● **PROVIDED DATA**:
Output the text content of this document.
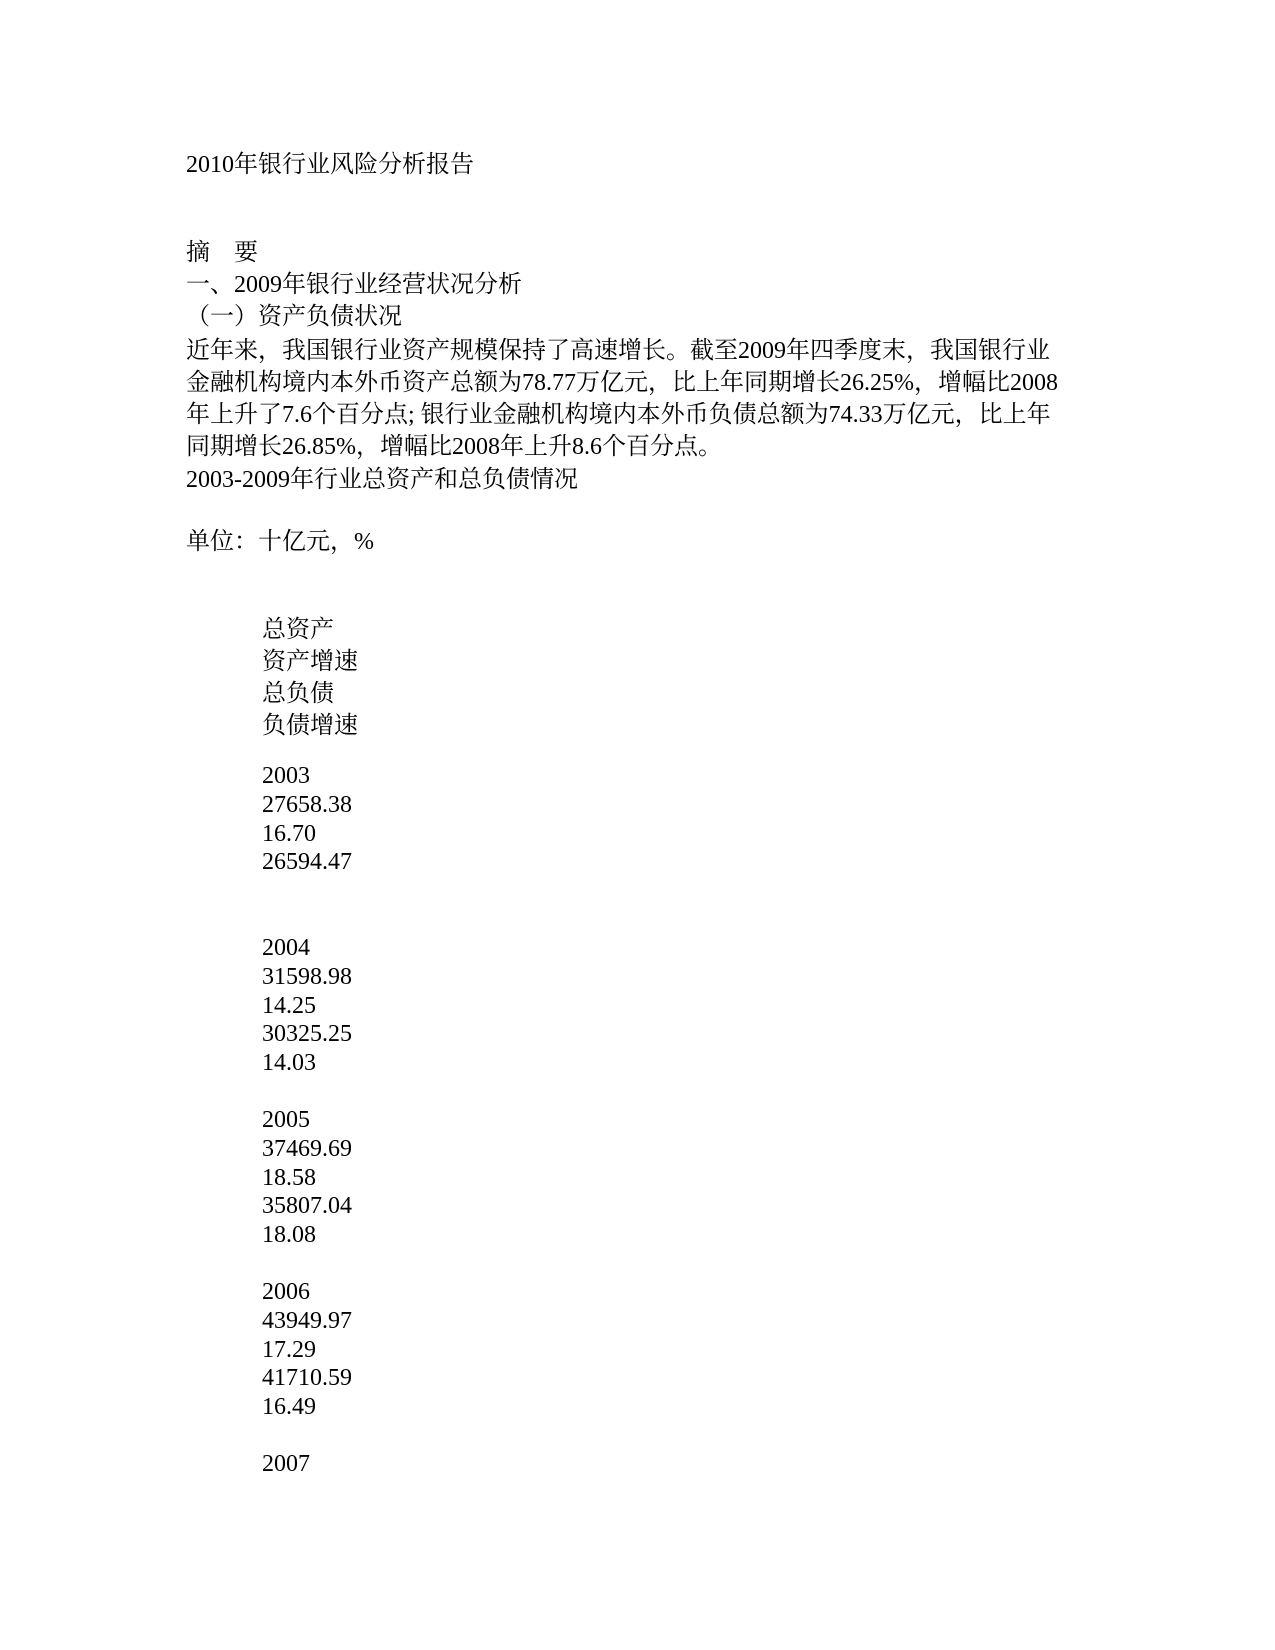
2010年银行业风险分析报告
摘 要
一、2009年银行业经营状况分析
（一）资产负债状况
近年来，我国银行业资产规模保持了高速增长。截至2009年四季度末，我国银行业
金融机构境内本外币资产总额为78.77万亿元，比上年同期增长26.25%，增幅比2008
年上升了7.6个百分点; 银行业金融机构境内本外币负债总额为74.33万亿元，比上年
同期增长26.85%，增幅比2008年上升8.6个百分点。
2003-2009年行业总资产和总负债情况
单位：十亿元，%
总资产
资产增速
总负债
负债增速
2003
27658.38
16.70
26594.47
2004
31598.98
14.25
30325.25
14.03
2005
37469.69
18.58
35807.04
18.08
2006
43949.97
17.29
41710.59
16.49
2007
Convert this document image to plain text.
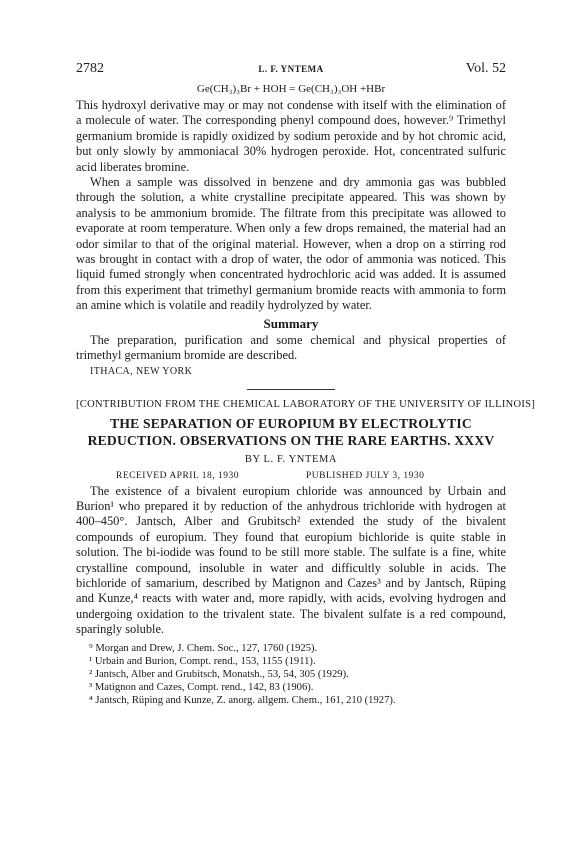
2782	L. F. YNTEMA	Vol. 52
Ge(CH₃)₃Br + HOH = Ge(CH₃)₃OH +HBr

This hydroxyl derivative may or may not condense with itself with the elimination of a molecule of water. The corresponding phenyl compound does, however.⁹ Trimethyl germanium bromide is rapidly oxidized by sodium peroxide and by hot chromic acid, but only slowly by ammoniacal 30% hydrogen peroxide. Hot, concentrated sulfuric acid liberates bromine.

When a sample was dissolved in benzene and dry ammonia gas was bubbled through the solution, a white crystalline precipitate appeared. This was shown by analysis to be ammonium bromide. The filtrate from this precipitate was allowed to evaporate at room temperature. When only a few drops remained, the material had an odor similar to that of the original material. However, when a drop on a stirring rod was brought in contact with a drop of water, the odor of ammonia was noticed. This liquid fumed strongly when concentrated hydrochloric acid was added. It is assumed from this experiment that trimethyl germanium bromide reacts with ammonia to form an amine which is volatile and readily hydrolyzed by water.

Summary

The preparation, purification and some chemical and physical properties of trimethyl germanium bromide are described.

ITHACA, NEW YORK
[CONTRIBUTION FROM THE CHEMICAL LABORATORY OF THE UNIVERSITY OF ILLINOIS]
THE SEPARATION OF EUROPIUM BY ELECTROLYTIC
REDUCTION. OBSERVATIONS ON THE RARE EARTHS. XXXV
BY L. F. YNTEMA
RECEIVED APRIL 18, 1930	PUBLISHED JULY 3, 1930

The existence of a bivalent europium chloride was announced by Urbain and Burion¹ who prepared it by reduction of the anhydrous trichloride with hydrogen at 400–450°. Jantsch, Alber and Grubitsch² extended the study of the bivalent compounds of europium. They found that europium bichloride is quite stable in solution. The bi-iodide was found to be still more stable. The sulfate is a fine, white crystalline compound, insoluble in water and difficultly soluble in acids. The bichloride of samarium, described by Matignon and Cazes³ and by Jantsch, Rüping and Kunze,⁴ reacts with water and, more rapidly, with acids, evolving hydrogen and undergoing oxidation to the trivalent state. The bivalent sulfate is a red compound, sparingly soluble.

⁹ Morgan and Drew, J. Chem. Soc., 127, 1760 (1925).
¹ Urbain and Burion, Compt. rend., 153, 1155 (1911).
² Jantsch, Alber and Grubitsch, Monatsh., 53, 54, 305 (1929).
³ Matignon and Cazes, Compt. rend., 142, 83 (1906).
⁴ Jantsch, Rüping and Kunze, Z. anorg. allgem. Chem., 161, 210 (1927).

---

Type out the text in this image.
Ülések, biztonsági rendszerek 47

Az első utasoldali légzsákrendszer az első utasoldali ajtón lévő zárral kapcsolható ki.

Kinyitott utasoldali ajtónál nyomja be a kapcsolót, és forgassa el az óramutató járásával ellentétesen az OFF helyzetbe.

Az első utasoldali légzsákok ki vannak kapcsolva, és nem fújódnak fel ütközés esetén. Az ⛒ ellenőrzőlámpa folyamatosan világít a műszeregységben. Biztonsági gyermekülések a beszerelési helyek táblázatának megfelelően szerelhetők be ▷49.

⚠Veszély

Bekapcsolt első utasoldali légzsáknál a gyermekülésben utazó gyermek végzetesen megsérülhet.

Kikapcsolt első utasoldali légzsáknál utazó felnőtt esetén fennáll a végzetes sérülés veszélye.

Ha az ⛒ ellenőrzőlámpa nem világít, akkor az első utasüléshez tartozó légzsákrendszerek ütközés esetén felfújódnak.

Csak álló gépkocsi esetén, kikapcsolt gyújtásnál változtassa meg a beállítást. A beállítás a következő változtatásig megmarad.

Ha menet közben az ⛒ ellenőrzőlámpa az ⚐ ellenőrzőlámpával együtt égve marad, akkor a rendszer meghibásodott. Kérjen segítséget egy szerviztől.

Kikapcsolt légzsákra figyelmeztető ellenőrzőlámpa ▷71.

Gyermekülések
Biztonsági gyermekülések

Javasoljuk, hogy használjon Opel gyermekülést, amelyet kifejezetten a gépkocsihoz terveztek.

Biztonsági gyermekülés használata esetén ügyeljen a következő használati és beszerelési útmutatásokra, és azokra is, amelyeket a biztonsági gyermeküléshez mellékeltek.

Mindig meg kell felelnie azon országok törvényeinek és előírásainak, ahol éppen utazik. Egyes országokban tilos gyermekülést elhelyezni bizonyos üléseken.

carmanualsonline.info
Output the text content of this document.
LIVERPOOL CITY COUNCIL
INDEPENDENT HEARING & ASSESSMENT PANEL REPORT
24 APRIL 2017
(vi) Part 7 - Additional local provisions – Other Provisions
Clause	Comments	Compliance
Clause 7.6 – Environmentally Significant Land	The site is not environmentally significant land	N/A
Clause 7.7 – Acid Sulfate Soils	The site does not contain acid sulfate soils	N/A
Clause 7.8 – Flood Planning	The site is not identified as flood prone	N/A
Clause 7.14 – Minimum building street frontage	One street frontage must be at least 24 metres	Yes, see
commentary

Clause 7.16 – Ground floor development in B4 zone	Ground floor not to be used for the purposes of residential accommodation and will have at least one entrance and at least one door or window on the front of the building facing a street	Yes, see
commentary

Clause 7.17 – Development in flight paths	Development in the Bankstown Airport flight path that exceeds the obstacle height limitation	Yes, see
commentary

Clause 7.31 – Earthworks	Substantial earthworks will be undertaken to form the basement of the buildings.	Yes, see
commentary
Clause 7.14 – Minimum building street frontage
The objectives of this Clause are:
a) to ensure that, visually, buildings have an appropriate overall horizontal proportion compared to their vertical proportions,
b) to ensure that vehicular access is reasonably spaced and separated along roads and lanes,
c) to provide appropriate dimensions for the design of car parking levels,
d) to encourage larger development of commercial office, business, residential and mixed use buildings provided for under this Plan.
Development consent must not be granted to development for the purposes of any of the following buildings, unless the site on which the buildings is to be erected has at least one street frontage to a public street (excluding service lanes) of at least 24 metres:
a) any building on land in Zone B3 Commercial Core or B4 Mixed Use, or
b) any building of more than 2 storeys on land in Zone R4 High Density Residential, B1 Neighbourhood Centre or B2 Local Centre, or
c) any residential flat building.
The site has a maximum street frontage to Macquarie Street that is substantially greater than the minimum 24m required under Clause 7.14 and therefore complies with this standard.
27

* * *

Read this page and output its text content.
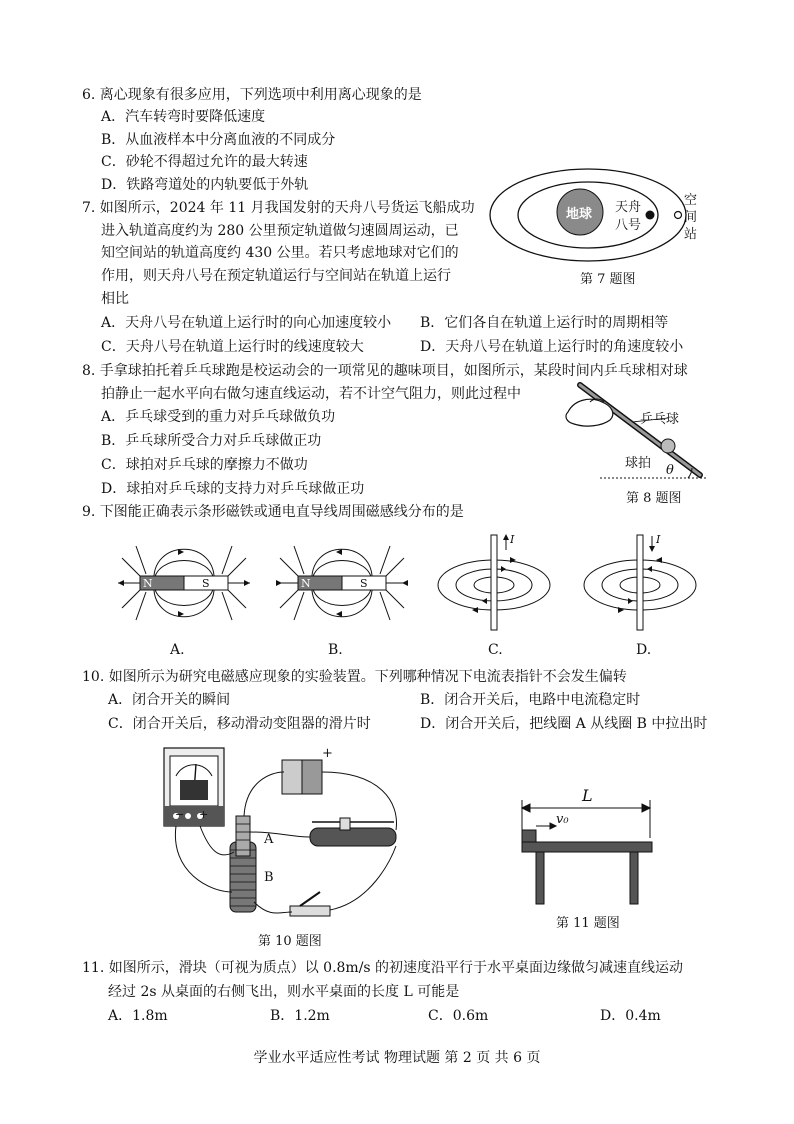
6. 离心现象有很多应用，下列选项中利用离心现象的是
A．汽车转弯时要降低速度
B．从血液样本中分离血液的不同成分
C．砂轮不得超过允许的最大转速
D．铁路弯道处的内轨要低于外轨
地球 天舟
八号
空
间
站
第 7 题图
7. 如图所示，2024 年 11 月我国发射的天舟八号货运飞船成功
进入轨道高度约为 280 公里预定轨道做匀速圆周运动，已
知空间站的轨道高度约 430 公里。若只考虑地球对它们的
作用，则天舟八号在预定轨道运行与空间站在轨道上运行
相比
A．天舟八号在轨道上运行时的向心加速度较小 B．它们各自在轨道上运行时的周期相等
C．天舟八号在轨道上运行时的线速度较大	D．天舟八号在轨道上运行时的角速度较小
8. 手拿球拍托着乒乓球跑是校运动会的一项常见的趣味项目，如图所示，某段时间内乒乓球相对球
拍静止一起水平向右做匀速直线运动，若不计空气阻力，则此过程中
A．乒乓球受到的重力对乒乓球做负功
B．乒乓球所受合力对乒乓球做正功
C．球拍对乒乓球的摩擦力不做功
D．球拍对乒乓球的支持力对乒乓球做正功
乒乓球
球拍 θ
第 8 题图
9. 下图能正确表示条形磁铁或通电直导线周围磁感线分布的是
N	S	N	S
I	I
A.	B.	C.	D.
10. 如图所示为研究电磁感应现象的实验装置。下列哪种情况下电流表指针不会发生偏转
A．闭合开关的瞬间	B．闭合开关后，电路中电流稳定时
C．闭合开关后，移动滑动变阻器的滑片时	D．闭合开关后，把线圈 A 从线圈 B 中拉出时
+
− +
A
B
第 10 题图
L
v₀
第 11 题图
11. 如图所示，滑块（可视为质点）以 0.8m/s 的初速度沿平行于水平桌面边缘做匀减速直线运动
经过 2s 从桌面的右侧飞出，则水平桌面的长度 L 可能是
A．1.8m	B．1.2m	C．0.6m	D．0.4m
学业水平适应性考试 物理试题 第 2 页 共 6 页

● **WRITTEN INSTRUCTION**: Find the count of lines in the data above where the string "frontage" occurs. Provide that number alone.

● **ANSWER BELOW**: 4